Output all the entries word for word. Omit the pictures.

================================

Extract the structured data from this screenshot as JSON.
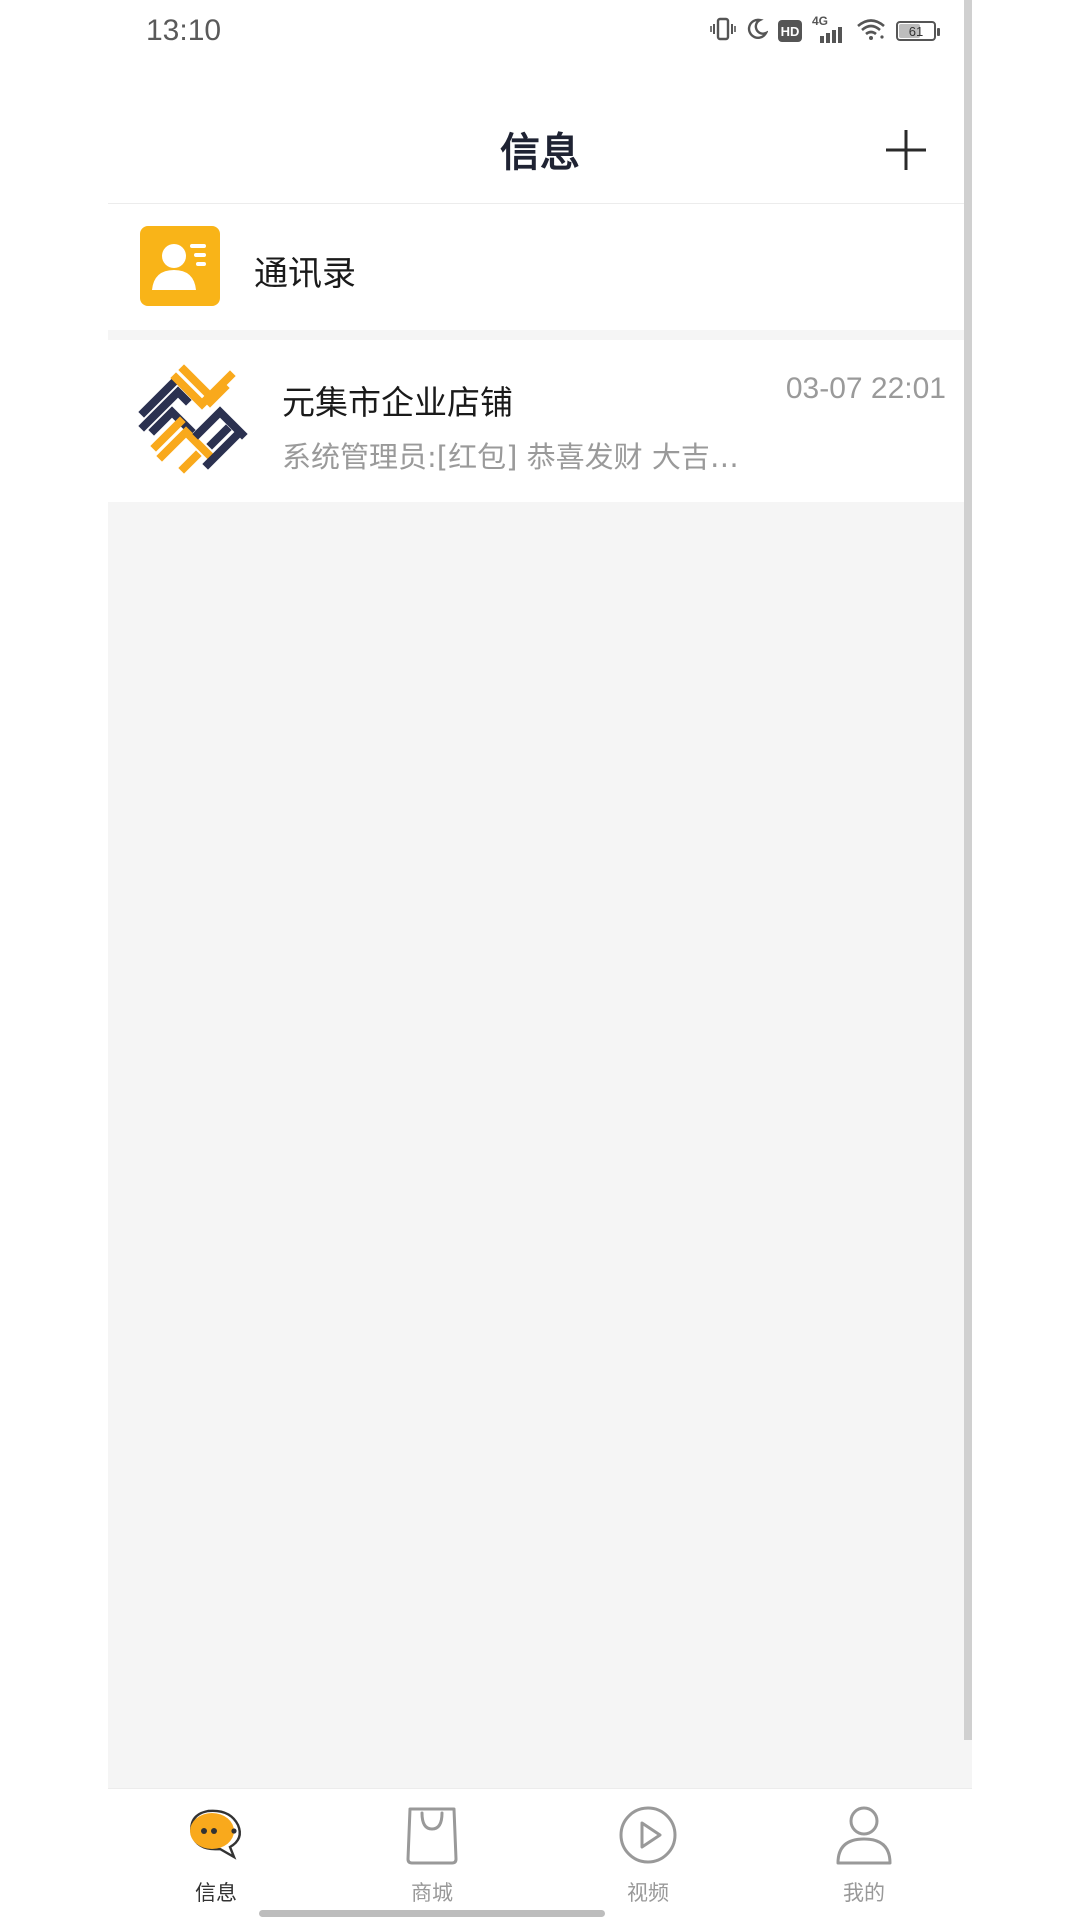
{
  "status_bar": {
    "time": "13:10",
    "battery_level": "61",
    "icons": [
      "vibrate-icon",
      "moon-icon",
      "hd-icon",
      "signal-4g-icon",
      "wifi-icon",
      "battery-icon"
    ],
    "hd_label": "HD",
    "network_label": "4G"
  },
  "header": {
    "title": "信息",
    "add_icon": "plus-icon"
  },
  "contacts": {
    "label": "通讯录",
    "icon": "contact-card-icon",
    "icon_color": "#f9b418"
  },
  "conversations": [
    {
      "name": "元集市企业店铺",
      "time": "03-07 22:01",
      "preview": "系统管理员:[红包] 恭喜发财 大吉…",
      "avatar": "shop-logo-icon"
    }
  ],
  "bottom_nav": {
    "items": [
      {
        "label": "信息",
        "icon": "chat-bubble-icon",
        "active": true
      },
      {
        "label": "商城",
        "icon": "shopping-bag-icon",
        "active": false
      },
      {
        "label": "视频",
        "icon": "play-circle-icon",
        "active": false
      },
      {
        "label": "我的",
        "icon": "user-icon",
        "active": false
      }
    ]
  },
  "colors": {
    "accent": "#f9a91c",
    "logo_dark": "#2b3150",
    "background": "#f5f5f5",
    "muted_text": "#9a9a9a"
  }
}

================================

### Solution to this exercise
Extract the structured data from this screenshot as JSON.
{
  "status_bar": {
    "time": "13:10",
    "battery_level": "61",
    "icons": [
      "vibrate-icon",
      "moon-icon",
      "hd-icon",
      "signal-4g-icon",
      "wifi-icon",
      "battery-icon"
    ],
    "hd_label": "HD",
    "network_label": "4G"
  },
  "header": {
    "title": "信息",
    "add_icon": "plus-icon"
  },
  "contacts": {
    "label": "通讯录",
    "icon": "contact-card-icon",
    "icon_color": "#f9b418"
  },
  "conversations": [
    {
      "name": "元集市企业店铺",
      "time": "03-07 22:01",
      "preview": "系统管理员:[红包] 恭喜发财 大吉…",
      "avatar": "shop-logo-icon"
    }
  ],
  "bottom_nav": {
    "items": [
      {
        "label": "信息",
        "icon": "chat-bubble-icon",
        "active": true
      },
      {
        "label": "商城",
        "icon": "shopping-bag-icon",
        "active": false
      },
      {
        "label": "视频",
        "icon": "play-circle-icon",
        "active": false
      },
      {
        "label": "我的",
        "icon": "user-icon",
        "active": false
      }
    ]
  },
  "colors": {
    "accent": "#f9a91c",
    "logo_dark": "#2b3150",
    "background": "#f5f5f5",
    "muted_text": "#9a9a9a"
  }
}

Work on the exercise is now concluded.